What the task asks:
Determine how many lines below hold the string "Всего". Reply with the number alone.
[start Given data]
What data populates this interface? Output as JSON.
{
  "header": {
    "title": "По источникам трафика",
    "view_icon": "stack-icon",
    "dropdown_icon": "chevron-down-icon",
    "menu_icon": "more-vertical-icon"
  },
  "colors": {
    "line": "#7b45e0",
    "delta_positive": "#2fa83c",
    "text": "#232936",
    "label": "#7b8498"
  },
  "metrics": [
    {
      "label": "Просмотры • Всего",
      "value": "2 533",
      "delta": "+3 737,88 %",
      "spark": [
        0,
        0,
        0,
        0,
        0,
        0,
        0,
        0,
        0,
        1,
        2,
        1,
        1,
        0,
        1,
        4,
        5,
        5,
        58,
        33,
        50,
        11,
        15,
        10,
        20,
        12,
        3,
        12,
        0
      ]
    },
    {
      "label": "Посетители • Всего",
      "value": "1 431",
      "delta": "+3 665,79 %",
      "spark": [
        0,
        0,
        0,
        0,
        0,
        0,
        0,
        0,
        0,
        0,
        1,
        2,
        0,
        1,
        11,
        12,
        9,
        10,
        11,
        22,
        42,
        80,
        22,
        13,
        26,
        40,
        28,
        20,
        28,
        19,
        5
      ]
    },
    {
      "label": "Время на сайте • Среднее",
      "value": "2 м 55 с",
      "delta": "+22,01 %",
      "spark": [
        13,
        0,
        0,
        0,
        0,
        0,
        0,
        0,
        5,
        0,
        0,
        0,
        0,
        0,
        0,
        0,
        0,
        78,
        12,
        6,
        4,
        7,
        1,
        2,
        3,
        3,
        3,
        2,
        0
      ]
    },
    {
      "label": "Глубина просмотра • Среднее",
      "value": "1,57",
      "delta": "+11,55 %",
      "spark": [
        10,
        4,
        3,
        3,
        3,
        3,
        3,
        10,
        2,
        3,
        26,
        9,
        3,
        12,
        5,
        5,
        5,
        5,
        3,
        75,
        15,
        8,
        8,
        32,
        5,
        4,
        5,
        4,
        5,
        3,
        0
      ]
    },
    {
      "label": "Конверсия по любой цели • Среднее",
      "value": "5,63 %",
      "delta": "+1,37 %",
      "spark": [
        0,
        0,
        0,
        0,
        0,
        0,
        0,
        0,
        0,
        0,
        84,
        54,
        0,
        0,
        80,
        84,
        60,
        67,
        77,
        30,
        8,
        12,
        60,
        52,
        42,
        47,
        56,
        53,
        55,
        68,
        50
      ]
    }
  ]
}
[end Given data]
Complete output:
2